TASK OBJECTIVE — Restate, word for word, all of the material shown below.

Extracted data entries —
%%
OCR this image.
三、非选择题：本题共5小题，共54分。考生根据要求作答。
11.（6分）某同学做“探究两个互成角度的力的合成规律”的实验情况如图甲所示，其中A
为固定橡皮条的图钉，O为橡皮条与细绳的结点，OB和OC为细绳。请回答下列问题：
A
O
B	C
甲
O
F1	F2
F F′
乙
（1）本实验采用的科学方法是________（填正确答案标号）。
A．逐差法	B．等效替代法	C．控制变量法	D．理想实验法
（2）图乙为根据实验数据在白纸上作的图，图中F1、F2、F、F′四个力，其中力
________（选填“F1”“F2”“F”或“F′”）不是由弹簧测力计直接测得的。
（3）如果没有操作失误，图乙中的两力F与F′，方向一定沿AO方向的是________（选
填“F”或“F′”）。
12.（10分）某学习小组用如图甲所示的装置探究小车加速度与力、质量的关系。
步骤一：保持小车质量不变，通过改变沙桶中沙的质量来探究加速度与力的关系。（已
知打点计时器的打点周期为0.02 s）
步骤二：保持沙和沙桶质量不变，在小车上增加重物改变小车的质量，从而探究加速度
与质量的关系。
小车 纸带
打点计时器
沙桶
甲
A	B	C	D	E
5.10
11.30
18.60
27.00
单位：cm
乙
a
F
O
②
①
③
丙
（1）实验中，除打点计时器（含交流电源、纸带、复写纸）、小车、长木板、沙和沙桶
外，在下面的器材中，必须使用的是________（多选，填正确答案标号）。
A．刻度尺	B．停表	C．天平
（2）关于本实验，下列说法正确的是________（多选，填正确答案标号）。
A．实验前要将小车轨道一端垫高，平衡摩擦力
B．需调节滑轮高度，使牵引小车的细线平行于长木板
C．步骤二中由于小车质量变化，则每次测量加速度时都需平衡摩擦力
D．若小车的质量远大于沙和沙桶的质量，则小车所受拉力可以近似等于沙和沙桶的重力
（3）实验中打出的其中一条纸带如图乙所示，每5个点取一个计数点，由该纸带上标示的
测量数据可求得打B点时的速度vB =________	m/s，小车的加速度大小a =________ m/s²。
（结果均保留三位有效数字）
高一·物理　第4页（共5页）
%%
FINISHED TASK —
OCR this image.
三、非选择题：本题共5小题，共54分。考生根据要求作答。
11.（6分）某同学做“探究两个互成角度的力的合成规律”的实验情况如图甲所示，其中A
为固定橡皮条的图钉，O为橡皮条与细绳的结点，OB和OC为细绳。请回答下列问题：
A
O
B	C
甲
O
F1	F2
F F′
乙
（1）本实验采用的科学方法是________（填正确答案标号）。
A．逐差法	B．等效替代法	C．控制变量法	D．理想实验法
（2）图乙为根据实验数据在白纸上作的图，图中F1、F2、F、F′四个力，其中力
________（选填“F1”“F2”“F”或“F′”）不是由弹簧测力计直接测得的。
（3）如果没有操作失误，图乙中的两力F与F′，方向一定沿AO方向的是________（选
填“F”或“F′”）。
12.（10分）某学习小组用如图甲所示的装置探究小车加速度与力、质量的关系。
步骤一：保持小车质量不变，通过改变沙桶中沙的质量来探究加速度与力的关系。（已
知打点计时器的打点周期为0.02 s）
步骤二：保持沙和沙桶质量不变，在小车上增加重物改变小车的质量，从而探究加速度
与质量的关系。
小车 纸带
打点计时器
沙桶
甲
A	B	C	D	E
5.10
11.30
18.60
27.00
单位：cm
乙
a
F
O
②
①
③
丙
（1）实验中，除打点计时器（含交流电源、纸带、复写纸）、小车、长木板、沙和沙桶
外，在下面的器材中，必须使用的是________（多选，填正确答案标号）。
A．刻度尺	B．停表	C．天平
（2）关于本实验，下列说法正确的是________（多选，填正确答案标号）。
A．实验前要将小车轨道一端垫高，平衡摩擦力
B．需调节滑轮高度，使牵引小车的细线平行于长木板
C．步骤二中由于小车质量变化，则每次测量加速度时都需平衡摩擦力
D．若小车的质量远大于沙和沙桶的质量，则小车所受拉力可以近似等于沙和沙桶的重力
（3）实验中打出的其中一条纸带如图乙所示，每5个点取一个计数点，由该纸带上标示的
测量数据可求得打B点时的速度vB =________	m/s，小车的加速度大小a =________ m/s²。
（结果均保留三位有效数字）
高一·物理　第4页（共5页）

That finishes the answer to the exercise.